Task to complete: Set the listing down again exactly, please, apart from its pictures.

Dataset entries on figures
....
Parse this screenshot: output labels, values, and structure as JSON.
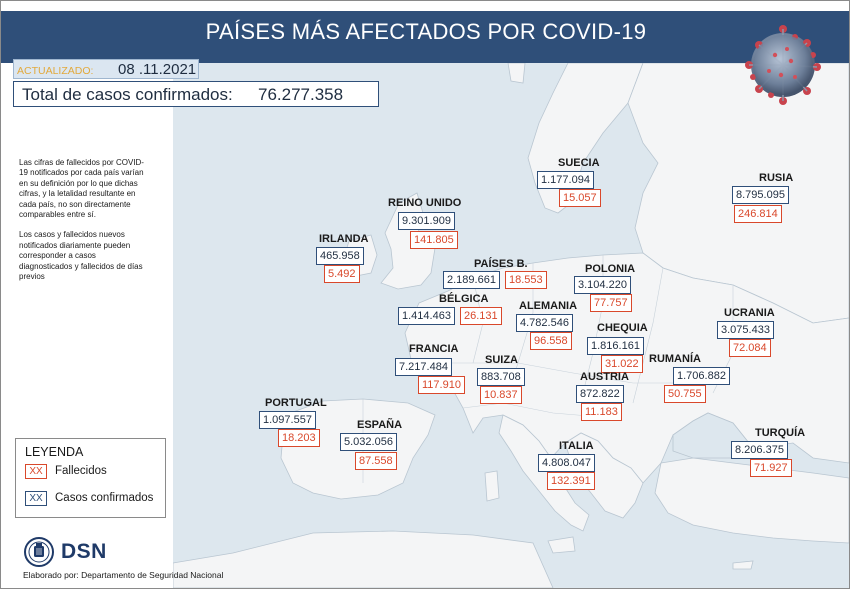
{
  "title": "PAÍSES MÁS AFECTADOS POR COVID-19",
  "updated": {
    "label": "ACTUALIZADO:",
    "date": "08 .11.2021"
  },
  "total": {
    "label": "Total de casos confirmados:",
    "value": "76.277.358"
  },
  "notes": [
    "Las cifras de fallecidos por COVID-19 notificados por cada país varían en su definición por lo que dichas cifras, y la letalidad resultante en cada país, no son directamente comparables entre sí.",
    "Los casos y fallecidos nuevos notificados diariamente pueden corresponder a casos diagnosticados y fallecidos de días previos"
  ],
  "legend": {
    "title": "LEYENDA",
    "swatch": "XX",
    "deaths_label": "Fallecidos",
    "cases_label": "Casos confirmados"
  },
  "logo": {
    "text": "DSN"
  },
  "credit": "Elaborado por: Departamento de Seguridad Nacional",
  "colors": {
    "title_bar": "#2f4f79",
    "cases_border": "#2f4f79",
    "deaths": "#d9482b",
    "sea": "#dde7ee",
    "land": "#f4f5f6",
    "date_label": "#e2a93c"
  },
  "countries": {
    "suecia": {
      "name": "SUECIA",
      "cases": "1.177.094",
      "deaths": "15.057"
    },
    "rusia": {
      "name": "RUSIA",
      "cases": "8.795.095",
      "deaths": "246.814"
    },
    "reino_unido": {
      "name": "REINO UNIDO",
      "cases": "9.301.909",
      "deaths": "141.805"
    },
    "irlanda": {
      "name": "IRLANDA",
      "cases": "465.958",
      "deaths": "5.492"
    },
    "paises_b": {
      "name": "PAÍSES B.",
      "cases": "2.189.661",
      "deaths": "18.553"
    },
    "polonia": {
      "name": "POLONIA",
      "cases": "3.104.220",
      "deaths": "77.757"
    },
    "belgica": {
      "name": "BÉLGICA",
      "cases": "1.414.463",
      "deaths": "26.131"
    },
    "alemania": {
      "name": "ALEMANIA",
      "cases": "4.782.546",
      "deaths": "96.558"
    },
    "ucrania": {
      "name": "UCRANIA",
      "cases": "3.075.433",
      "deaths": "72.084"
    },
    "chequia": {
      "name": "CHEQUIA",
      "cases": "1.816.161",
      "deaths": "31.022"
    },
    "francia": {
      "name": "FRANCIA",
      "cases": "7.217.484",
      "deaths": "117.910"
    },
    "suiza": {
      "name": "SUIZA",
      "cases": "883.708",
      "deaths": "10.837"
    },
    "rumania": {
      "name": "RUMANÍA",
      "cases": "1.706.882",
      "deaths": "50.755"
    },
    "austria": {
      "name": "AUSTRIA",
      "cases": "872.822",
      "deaths": "11.183"
    },
    "portugal": {
      "name": "PORTUGAL",
      "cases": "1.097.557",
      "deaths": "18.203"
    },
    "espana": {
      "name": "ESPAÑA",
      "cases": "5.032.056",
      "deaths": "87.558"
    },
    "turquia": {
      "name": "TURQUÍA",
      "cases": "8.206.375",
      "deaths": "71.927"
    },
    "italia": {
      "name": "ITALIA",
      "cases": "4.808.047",
      "deaths": "132.391"
    }
  }
}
....
Solution for this problem:
Parse this screenshot: output labels, values, and structure as JSON.
{
  "title": "PAÍSES MÁS AFECTADOS POR COVID-19",
  "updated": {
    "label": "ACTUALIZADO:",
    "date": "08 .11.2021"
  },
  "total": {
    "label": "Total de casos confirmados:",
    "value": "76.277.358"
  },
  "notes": [
    "Las cifras de fallecidos por COVID-19 notificados por cada país varían en su definición por lo que dichas cifras, y la letalidad resultante en cada país, no son directamente comparables entre sí.",
    "Los casos y fallecidos nuevos notificados diariamente pueden corresponder a casos diagnosticados y fallecidos de días previos"
  ],
  "legend": {
    "title": "LEYENDA",
    "swatch": "XX",
    "deaths_label": "Fallecidos",
    "cases_label": "Casos confirmados"
  },
  "logo": {
    "text": "DSN"
  },
  "credit": "Elaborado por: Departamento de Seguridad Nacional",
  "colors": {
    "title_bar": "#2f4f79",
    "cases_border": "#2f4f79",
    "deaths": "#d9482b",
    "sea": "#dde7ee",
    "land": "#f4f5f6",
    "date_label": "#e2a93c"
  },
  "countries": {
    "suecia": {
      "name": "SUECIA",
      "cases": "1.177.094",
      "deaths": "15.057"
    },
    "rusia": {
      "name": "RUSIA",
      "cases": "8.795.095",
      "deaths": "246.814"
    },
    "reino_unido": {
      "name": "REINO UNIDO",
      "cases": "9.301.909",
      "deaths": "141.805"
    },
    "irlanda": {
      "name": "IRLANDA",
      "cases": "465.958",
      "deaths": "5.492"
    },
    "paises_b": {
      "name": "PAÍSES B.",
      "cases": "2.189.661",
      "deaths": "18.553"
    },
    "polonia": {
      "name": "POLONIA",
      "cases": "3.104.220",
      "deaths": "77.757"
    },
    "belgica": {
      "name": "BÉLGICA",
      "cases": "1.414.463",
      "deaths": "26.131"
    },
    "alemania": {
      "name": "ALEMANIA",
      "cases": "4.782.546",
      "deaths": "96.558"
    },
    "ucrania": {
      "name": "UCRANIA",
      "cases": "3.075.433",
      "deaths": "72.084"
    },
    "chequia": {
      "name": "CHEQUIA",
      "cases": "1.816.161",
      "deaths": "31.022"
    },
    "francia": {
      "name": "FRANCIA",
      "cases": "7.217.484",
      "deaths": "117.910"
    },
    "suiza": {
      "name": "SUIZA",
      "cases": "883.708",
      "deaths": "10.837"
    },
    "rumania": {
      "name": "RUMANÍA",
      "cases": "1.706.882",
      "deaths": "50.755"
    },
    "austria": {
      "name": "AUSTRIA",
      "cases": "872.822",
      "deaths": "11.183"
    },
    "portugal": {
      "name": "PORTUGAL",
      "cases": "1.097.557",
      "deaths": "18.203"
    },
    "espana": {
      "name": "ESPAÑA",
      "cases": "5.032.056",
      "deaths": "87.558"
    },
    "turquia": {
      "name": "TURQUÍA",
      "cases": "8.206.375",
      "deaths": "71.927"
    },
    "italia": {
      "name": "ITALIA",
      "cases": "4.808.047",
      "deaths": "132.391"
    }
  }
}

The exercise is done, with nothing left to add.